--- start ---

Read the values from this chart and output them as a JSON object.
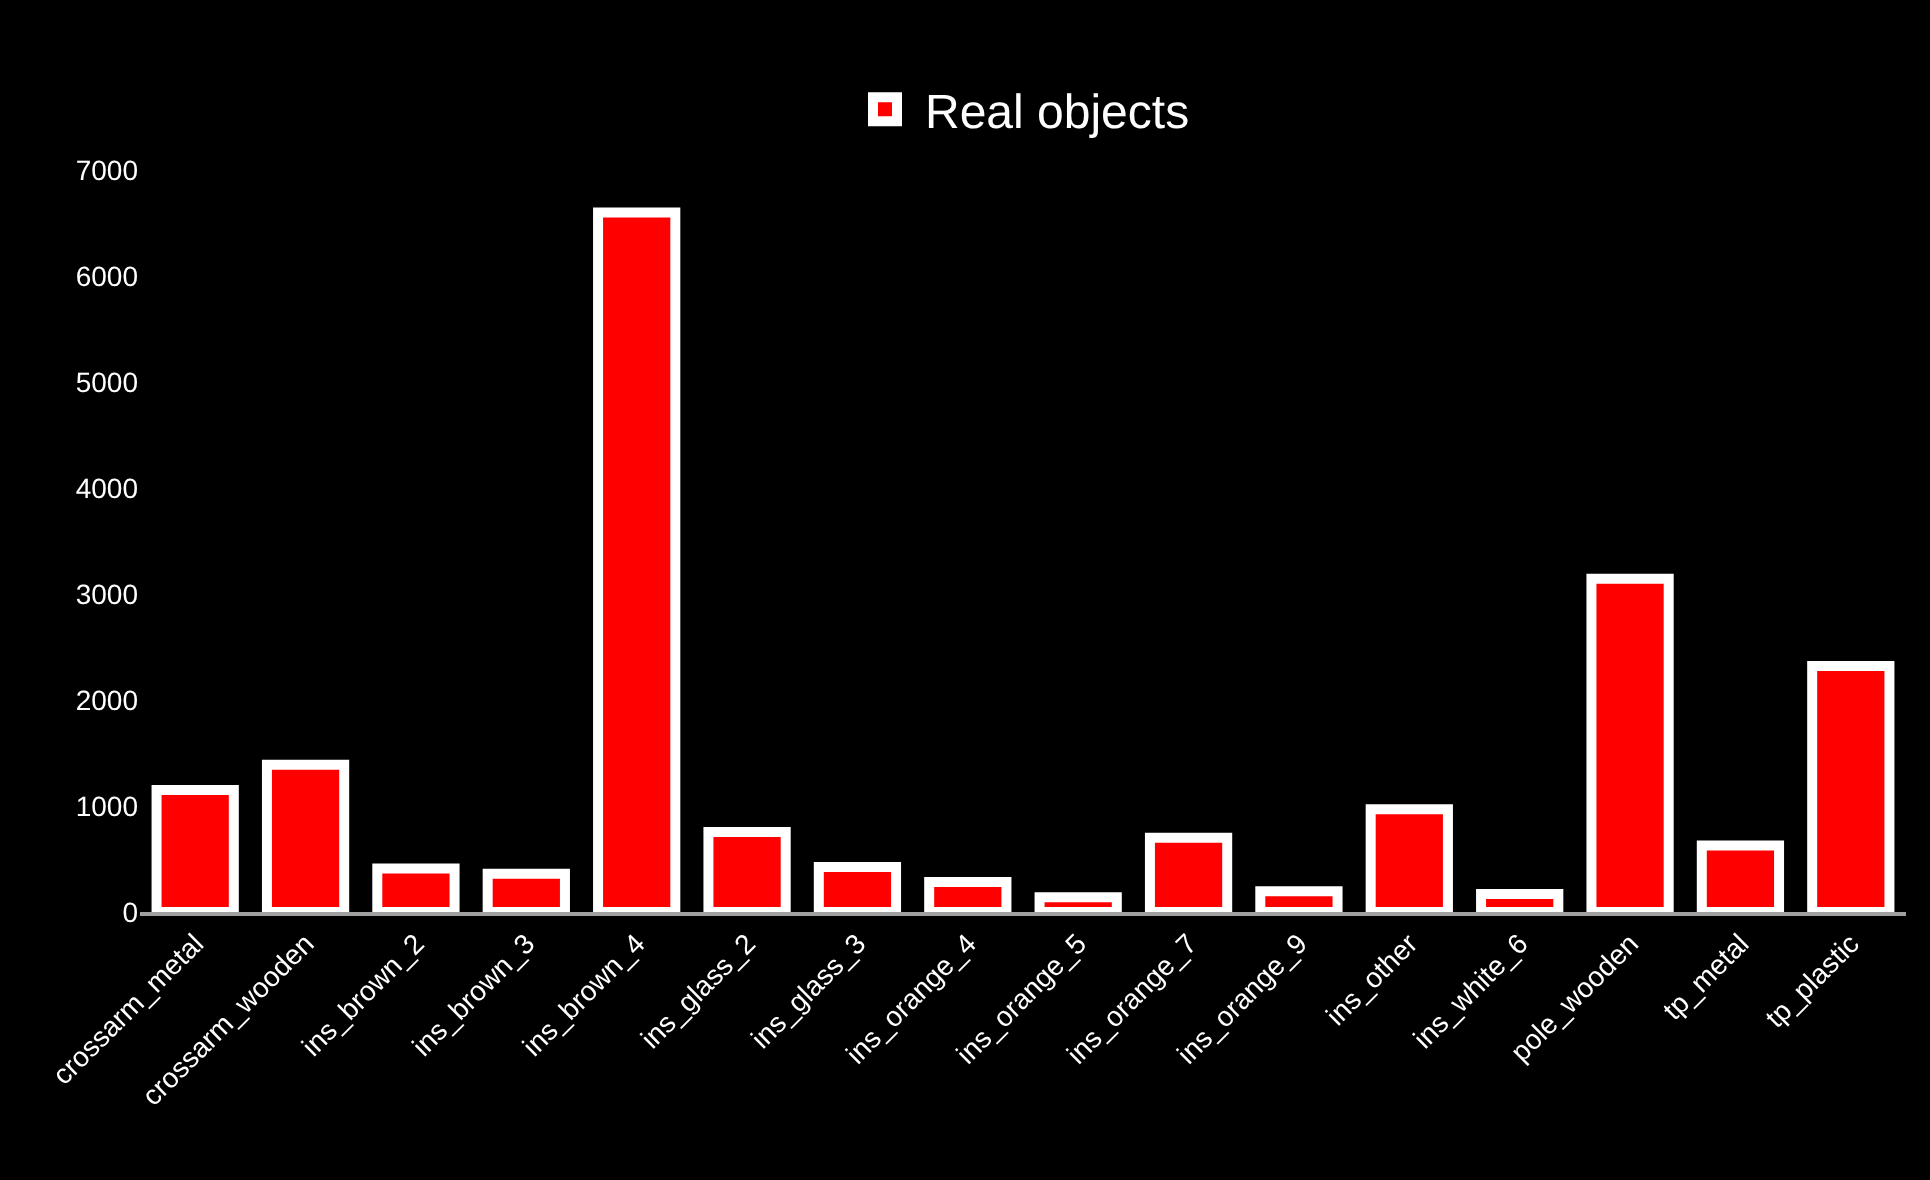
{
  "chart_data": {
    "type": "bar",
    "categories": [
      "crossarm_metal",
      "crossarm_wooden",
      "ins_brown_2",
      "ins_brown_3",
      "ins_brown_4",
      "ins_glass_2",
      "ins_glass_3",
      "ins_orange_4",
      "ins_orange_5",
      "ins_orange_7",
      "ins_orange_9",
      "ins_other",
      "ins_white_6",
      "pole_wooden",
      "tp_metal",
      "tp_plastic"
    ],
    "series": [
      {
        "name": "Real objects",
        "color": "#ff0000",
        "values": [
          1150,
          1390,
          410,
          360,
          6600,
          755,
          425,
          283,
          140,
          700,
          195,
          970,
          170,
          3145,
          628,
          2320
        ]
      }
    ],
    "ylim": [
      0,
      7000
    ],
    "yticks": [
      0,
      1000,
      2000,
      3000,
      4000,
      5000,
      6000,
      7000
    ],
    "grid": false,
    "legend": "top"
  }
}
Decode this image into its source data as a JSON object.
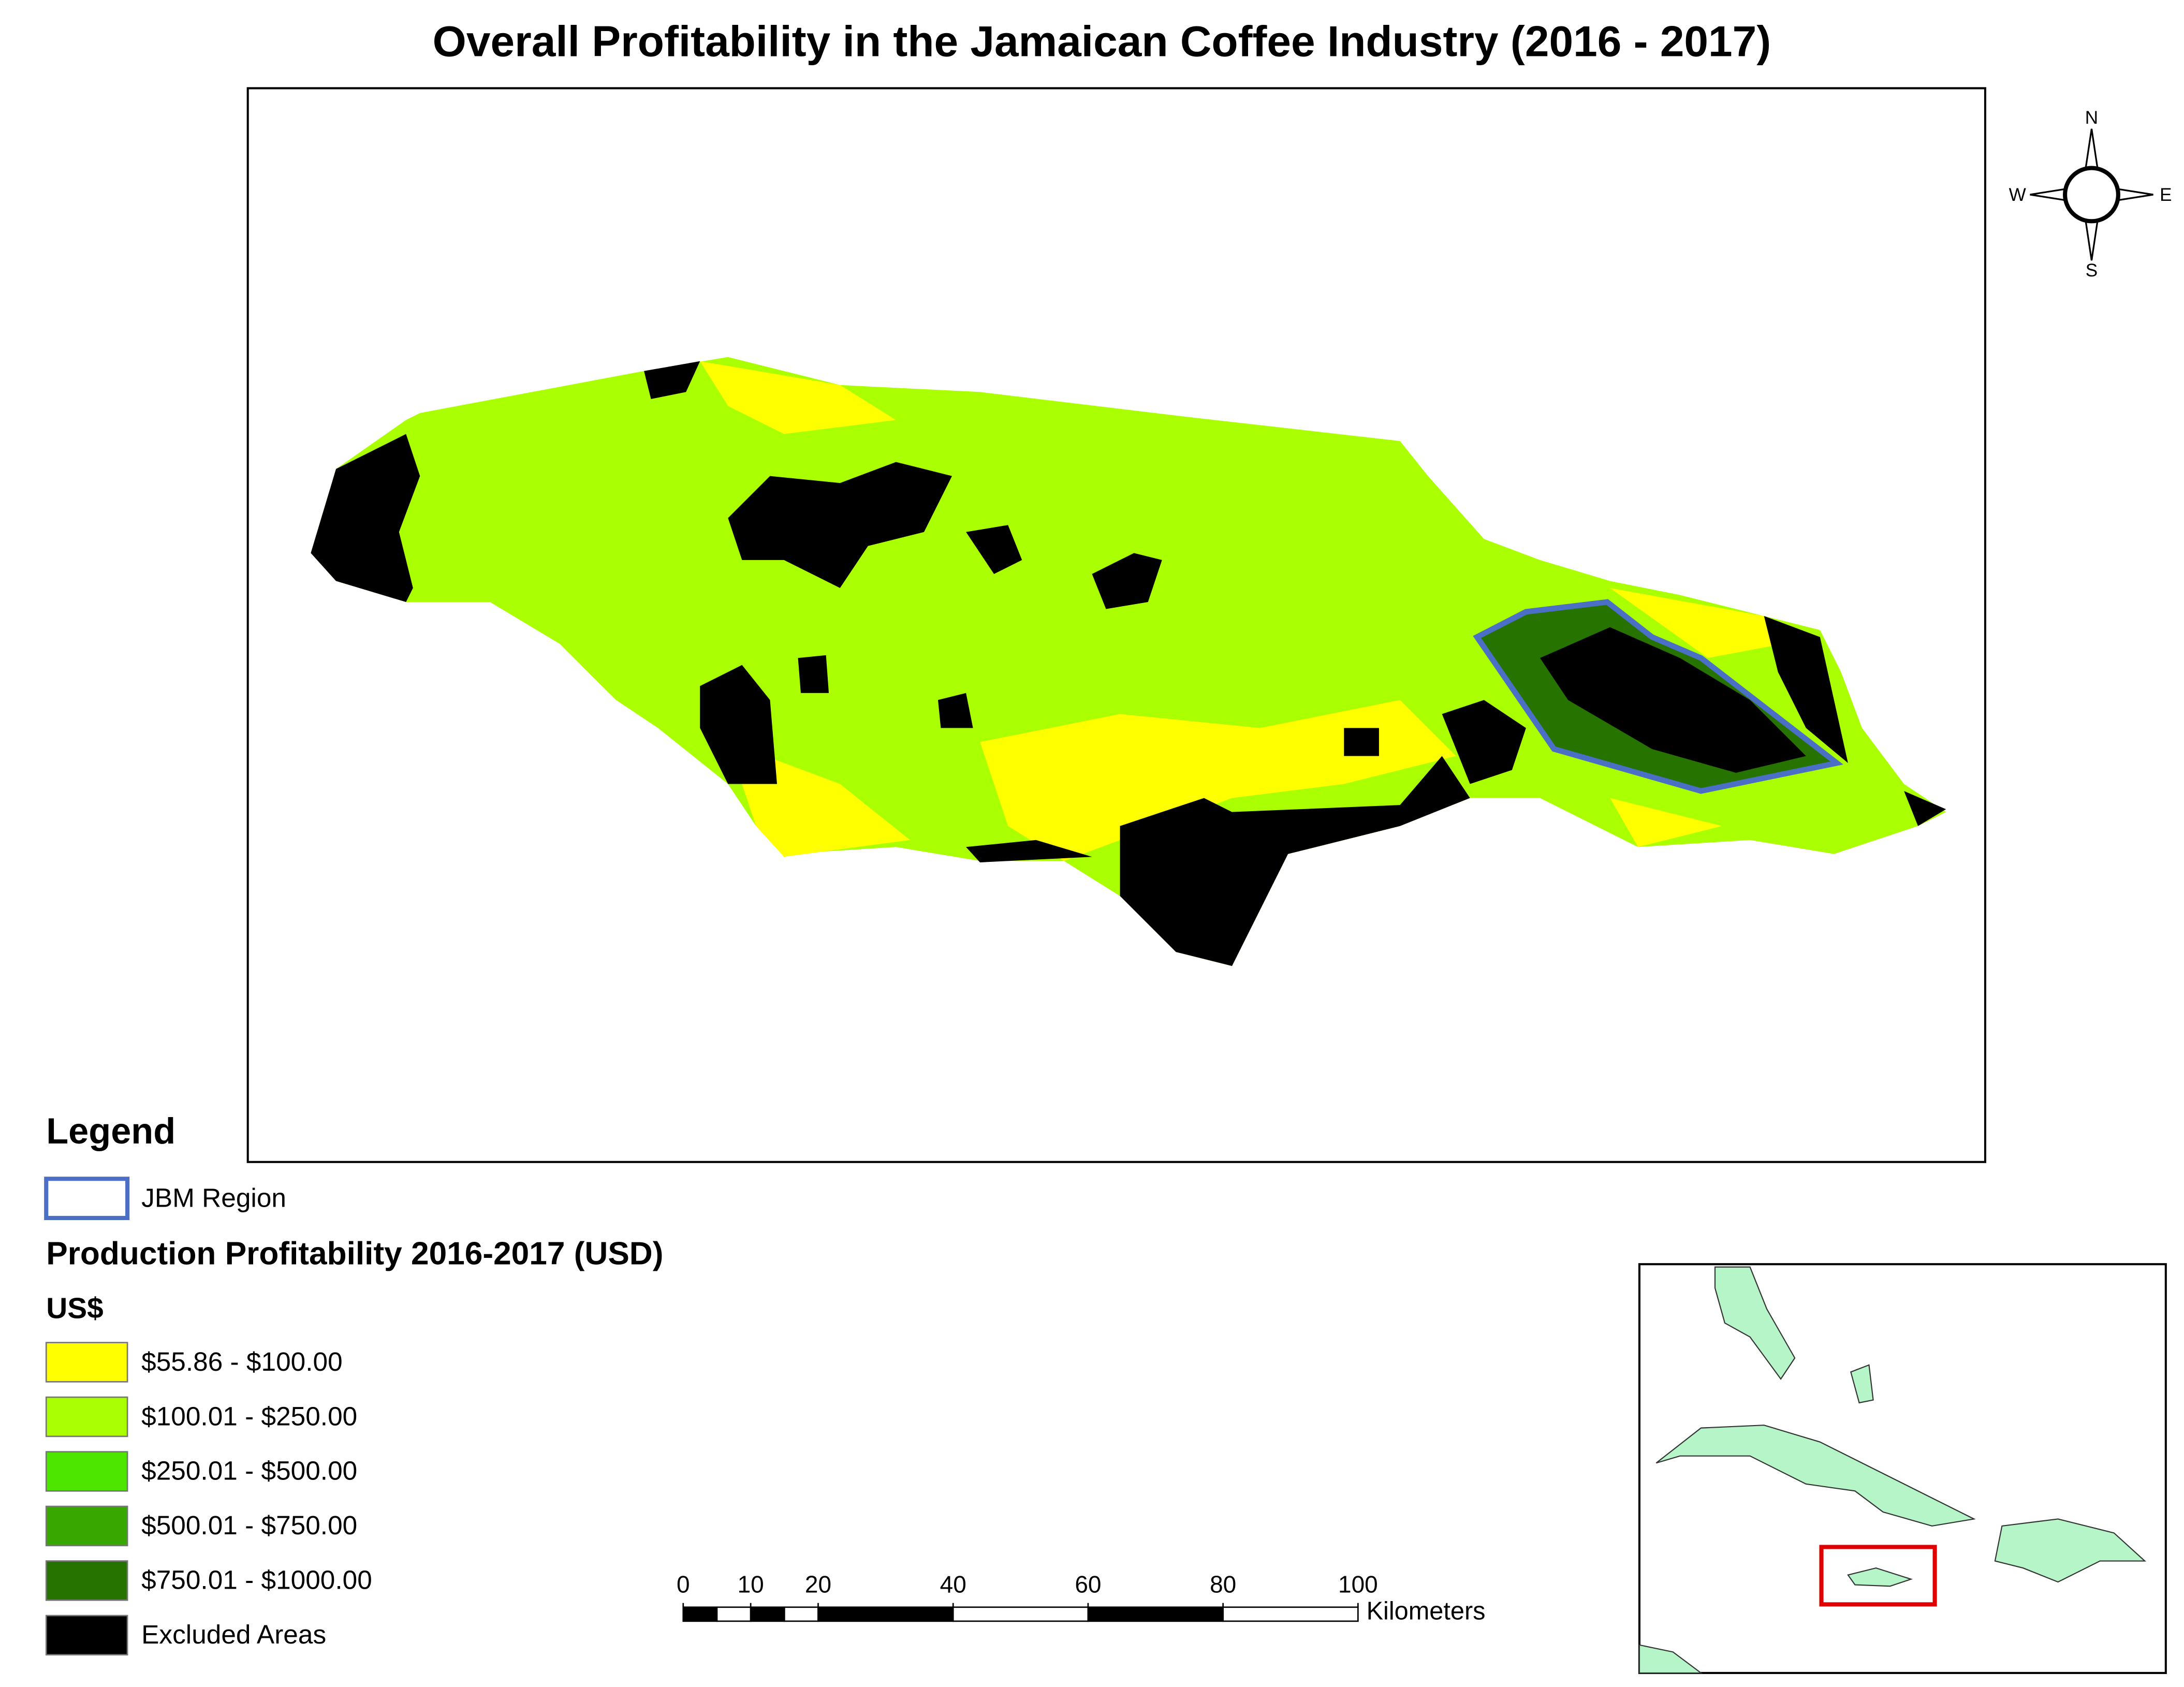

--- end ---

Job :: Your answer should be a single number: how many lines in the data above include "values"?

Task result :: 2